* _Your objective_:
Give the entries again exactly, every one of them.

Dataset items

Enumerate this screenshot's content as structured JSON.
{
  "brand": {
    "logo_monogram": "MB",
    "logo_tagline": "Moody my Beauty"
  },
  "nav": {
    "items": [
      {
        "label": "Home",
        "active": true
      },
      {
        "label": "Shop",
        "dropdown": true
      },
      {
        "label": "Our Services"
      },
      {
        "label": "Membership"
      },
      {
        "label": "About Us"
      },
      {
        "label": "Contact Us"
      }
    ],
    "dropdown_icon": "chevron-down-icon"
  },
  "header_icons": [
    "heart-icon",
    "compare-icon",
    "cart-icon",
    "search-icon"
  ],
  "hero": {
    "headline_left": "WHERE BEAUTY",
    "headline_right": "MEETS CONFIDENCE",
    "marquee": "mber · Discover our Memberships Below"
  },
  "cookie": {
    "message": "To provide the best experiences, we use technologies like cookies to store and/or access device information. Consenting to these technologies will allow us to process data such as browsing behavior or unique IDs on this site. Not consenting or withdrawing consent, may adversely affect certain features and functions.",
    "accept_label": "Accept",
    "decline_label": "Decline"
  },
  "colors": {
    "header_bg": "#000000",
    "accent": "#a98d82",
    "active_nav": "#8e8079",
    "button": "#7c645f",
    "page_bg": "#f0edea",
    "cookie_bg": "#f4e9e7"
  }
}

* _Answer to the task_:
Enumerate this screenshot's content as structured JSON.
{
  "brand": {
    "logo_monogram": "MB",
    "logo_tagline": "Moody my Beauty"
  },
  "nav": {
    "items": [
      {
        "label": "Home",
        "active": true
      },
      {
        "label": "Shop",
        "dropdown": true
      },
      {
        "label": "Our Services"
      },
      {
        "label": "Membership"
      },
      {
        "label": "About Us"
      },
      {
        "label": "Contact Us"
      }
    ],
    "dropdown_icon": "chevron-down-icon"
  },
  "header_icons": [
    "heart-icon",
    "compare-icon",
    "cart-icon",
    "search-icon"
  ],
  "hero": {
    "headline_left": "WHERE BEAUTY",
    "headline_right": "MEETS CONFIDENCE",
    "marquee": "mber · Discover our Memberships Below"
  },
  "cookie": {
    "message": "To provide the best experiences, we use technologies like cookies to store and/or access device information. Consenting to these technologies will allow us to process data such as browsing behavior or unique IDs on this site. Not consenting or withdrawing consent, may adversely affect certain features and functions.",
    "accept_label": "Accept",
    "decline_label": "Decline"
  },
  "colors": {
    "header_bg": "#000000",
    "accent": "#a98d82",
    "active_nav": "#8e8079",
    "button": "#7c645f",
    "page_bg": "#f0edea",
    "cookie_bg": "#f4e9e7"
  }
}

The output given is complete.